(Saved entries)
——

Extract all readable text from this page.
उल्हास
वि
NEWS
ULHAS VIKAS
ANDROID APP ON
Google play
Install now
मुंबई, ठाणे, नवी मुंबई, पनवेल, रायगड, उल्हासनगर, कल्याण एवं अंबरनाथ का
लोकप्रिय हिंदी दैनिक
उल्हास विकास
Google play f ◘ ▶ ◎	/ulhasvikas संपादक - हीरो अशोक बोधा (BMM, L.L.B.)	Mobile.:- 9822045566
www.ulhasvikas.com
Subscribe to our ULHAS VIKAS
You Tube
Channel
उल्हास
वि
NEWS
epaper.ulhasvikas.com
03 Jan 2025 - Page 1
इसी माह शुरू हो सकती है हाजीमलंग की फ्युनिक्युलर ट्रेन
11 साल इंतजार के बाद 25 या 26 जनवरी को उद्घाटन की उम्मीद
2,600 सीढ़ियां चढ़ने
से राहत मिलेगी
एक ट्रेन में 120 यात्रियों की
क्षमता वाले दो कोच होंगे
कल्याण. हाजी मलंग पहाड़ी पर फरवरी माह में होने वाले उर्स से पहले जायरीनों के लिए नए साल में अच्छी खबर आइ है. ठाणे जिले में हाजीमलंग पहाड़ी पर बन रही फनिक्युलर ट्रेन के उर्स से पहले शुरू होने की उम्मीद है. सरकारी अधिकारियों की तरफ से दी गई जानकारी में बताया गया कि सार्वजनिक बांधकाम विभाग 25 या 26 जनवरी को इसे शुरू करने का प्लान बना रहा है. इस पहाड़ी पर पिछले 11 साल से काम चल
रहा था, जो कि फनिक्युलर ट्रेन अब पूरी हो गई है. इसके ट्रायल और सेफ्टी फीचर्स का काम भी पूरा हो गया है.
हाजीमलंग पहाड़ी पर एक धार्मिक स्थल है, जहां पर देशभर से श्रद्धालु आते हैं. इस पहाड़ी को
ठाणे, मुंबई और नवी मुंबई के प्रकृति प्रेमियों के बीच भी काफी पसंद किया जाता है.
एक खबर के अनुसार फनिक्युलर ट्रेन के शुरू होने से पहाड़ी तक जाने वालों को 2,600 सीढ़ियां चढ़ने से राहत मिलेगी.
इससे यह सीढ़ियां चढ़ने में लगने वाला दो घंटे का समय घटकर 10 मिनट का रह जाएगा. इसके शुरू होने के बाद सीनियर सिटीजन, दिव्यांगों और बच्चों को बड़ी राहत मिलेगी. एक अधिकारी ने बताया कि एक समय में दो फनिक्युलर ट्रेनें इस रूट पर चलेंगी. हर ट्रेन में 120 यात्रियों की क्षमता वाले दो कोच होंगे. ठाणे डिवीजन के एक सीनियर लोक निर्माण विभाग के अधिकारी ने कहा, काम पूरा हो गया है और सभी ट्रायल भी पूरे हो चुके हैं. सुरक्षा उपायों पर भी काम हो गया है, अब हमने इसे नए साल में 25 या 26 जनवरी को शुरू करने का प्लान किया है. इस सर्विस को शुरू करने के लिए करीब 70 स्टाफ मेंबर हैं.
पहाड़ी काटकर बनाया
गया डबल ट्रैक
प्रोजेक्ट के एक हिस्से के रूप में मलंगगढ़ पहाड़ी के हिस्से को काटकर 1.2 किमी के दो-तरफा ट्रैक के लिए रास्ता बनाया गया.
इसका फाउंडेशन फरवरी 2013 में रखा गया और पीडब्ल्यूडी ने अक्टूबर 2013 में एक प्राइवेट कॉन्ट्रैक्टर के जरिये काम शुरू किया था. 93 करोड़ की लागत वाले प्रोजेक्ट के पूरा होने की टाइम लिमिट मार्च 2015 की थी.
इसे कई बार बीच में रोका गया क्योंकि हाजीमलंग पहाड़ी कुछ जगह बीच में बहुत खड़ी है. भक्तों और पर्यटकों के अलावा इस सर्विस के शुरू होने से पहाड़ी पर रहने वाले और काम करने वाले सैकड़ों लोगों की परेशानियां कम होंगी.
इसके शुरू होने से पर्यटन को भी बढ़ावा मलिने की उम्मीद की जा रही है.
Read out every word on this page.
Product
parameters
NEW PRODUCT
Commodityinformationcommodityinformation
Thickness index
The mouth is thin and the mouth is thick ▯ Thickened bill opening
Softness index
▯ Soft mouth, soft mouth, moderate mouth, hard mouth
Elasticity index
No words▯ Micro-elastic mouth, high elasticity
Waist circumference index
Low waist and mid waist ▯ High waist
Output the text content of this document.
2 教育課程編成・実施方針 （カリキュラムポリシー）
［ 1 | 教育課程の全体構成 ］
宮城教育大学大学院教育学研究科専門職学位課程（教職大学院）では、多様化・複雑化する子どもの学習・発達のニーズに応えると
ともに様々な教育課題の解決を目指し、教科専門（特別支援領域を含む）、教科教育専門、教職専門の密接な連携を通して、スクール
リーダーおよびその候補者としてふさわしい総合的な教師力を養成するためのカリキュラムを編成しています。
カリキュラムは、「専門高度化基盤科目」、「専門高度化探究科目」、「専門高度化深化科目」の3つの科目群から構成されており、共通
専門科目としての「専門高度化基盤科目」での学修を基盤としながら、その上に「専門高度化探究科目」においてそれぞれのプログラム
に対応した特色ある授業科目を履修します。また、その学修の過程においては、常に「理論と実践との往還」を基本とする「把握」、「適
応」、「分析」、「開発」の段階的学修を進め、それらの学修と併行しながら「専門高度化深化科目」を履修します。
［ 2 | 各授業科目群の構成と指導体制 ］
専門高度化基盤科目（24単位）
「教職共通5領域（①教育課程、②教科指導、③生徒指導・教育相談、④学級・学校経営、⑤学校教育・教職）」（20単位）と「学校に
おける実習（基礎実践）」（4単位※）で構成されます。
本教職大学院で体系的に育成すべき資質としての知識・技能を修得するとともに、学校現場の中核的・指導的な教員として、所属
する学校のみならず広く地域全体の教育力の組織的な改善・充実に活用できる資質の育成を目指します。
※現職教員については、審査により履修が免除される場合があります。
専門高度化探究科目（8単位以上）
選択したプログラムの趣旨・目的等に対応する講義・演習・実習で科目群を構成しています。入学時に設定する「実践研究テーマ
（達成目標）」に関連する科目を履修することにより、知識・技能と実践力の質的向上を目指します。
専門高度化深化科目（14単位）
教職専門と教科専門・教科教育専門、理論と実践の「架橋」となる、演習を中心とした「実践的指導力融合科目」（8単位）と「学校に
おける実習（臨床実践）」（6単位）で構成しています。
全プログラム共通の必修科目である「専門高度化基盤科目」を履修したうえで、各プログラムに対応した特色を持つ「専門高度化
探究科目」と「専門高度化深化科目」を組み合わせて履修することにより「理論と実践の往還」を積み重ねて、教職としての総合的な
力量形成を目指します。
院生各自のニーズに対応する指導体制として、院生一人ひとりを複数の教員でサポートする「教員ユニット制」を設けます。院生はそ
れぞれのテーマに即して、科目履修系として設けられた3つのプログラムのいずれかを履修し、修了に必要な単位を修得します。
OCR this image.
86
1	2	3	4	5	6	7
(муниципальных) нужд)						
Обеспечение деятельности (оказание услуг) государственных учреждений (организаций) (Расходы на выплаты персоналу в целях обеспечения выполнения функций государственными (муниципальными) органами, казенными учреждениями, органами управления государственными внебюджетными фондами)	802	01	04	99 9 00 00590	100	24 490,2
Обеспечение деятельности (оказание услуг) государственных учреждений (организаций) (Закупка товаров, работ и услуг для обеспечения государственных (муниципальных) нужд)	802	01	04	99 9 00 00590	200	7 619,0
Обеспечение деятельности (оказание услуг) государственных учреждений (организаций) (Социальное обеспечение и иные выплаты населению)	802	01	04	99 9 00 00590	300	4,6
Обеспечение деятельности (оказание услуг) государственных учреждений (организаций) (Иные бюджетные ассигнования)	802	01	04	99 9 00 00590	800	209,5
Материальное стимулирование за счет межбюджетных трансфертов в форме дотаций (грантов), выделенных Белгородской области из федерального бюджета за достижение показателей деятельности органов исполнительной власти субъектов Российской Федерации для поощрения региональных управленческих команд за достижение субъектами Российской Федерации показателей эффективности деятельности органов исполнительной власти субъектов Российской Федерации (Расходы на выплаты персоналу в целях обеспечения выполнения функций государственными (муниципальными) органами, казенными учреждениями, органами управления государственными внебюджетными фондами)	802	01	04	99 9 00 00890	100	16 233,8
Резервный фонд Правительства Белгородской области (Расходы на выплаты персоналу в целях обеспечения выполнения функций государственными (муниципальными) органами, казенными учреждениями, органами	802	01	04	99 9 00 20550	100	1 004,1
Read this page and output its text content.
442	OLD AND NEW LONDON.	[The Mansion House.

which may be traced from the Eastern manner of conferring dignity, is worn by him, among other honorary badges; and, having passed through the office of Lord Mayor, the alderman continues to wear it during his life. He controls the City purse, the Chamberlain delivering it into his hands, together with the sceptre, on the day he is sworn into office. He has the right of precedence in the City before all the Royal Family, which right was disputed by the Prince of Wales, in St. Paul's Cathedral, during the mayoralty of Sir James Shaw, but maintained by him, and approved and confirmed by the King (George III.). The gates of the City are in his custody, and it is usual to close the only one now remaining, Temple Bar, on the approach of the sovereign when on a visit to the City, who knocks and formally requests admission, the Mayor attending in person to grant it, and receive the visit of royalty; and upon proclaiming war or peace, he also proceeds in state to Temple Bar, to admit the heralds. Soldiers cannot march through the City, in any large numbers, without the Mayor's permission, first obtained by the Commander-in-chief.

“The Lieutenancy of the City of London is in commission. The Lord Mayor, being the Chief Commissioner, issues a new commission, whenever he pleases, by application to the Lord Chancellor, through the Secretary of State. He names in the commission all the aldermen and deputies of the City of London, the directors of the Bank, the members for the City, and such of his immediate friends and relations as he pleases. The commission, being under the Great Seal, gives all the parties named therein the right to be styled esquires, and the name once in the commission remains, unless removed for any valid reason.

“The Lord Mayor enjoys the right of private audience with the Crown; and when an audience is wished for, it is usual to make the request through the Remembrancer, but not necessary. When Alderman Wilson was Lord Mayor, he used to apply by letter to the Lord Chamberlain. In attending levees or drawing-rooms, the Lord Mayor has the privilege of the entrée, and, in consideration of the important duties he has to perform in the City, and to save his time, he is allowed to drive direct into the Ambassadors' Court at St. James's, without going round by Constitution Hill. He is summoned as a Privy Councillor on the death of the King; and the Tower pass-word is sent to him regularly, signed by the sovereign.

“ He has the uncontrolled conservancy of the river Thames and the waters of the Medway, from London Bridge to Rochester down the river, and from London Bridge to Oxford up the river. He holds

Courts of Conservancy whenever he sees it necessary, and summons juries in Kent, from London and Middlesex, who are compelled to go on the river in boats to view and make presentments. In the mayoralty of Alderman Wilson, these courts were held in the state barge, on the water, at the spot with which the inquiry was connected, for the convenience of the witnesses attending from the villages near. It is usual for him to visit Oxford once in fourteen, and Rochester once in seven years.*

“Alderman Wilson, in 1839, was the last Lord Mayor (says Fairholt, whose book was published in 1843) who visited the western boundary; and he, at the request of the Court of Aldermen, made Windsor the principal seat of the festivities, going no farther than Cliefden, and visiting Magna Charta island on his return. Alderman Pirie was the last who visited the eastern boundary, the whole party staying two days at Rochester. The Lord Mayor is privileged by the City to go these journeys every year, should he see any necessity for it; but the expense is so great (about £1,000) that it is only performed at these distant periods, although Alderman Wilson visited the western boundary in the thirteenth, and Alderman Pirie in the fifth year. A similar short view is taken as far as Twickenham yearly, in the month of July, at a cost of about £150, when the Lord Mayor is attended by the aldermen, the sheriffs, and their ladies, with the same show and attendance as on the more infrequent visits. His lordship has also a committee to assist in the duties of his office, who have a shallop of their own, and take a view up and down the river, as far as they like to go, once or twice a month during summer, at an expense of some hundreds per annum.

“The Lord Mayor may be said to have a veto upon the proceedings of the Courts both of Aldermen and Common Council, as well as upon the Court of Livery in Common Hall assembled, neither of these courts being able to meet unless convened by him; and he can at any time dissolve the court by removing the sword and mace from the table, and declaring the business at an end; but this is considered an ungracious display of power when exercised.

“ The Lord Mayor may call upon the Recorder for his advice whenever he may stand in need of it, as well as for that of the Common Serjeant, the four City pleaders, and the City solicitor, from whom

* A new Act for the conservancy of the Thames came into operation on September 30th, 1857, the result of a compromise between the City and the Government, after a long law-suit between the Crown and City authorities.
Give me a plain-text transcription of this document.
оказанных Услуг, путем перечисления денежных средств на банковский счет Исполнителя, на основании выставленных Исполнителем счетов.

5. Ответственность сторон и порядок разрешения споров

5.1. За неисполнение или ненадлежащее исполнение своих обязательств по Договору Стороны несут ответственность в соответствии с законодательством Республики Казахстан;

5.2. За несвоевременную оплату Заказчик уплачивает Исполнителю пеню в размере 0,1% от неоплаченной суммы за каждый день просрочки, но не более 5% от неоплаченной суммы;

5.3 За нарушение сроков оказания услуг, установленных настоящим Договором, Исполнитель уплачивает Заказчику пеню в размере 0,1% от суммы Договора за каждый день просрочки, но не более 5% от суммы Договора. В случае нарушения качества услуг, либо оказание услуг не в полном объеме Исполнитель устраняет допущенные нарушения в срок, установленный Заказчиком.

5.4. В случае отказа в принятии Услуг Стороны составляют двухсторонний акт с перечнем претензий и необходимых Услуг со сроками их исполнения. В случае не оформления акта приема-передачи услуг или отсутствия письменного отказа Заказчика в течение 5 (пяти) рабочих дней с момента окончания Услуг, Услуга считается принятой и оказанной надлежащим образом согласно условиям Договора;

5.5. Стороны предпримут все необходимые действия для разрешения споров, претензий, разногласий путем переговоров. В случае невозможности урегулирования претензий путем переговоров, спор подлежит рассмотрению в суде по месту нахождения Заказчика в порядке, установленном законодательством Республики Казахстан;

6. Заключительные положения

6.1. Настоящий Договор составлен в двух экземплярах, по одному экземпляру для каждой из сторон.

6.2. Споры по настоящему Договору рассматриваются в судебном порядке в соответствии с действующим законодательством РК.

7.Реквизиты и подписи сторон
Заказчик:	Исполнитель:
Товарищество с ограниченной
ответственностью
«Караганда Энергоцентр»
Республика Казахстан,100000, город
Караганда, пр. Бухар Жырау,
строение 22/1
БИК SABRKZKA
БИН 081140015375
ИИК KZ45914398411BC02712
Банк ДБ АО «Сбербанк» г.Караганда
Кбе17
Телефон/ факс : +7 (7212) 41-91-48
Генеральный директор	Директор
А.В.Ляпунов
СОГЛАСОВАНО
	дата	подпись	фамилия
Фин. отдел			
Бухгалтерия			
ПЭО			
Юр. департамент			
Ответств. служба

——

▶ _Exercise brief_
Identify all lines in the records above with the word "教科教育専門".

▶ _Output of the task_
ともに様々な教育課題の解決を目指し、教科専門（特別支援領域を含む）、教科教育専門、教職専門の密接な連携を通して、スクール
教職専門と教科専門・教科教育専門、理論と実践の「架橋」となる、演習を中心とした「実践的指導力融合科目」（8単位）と「学校に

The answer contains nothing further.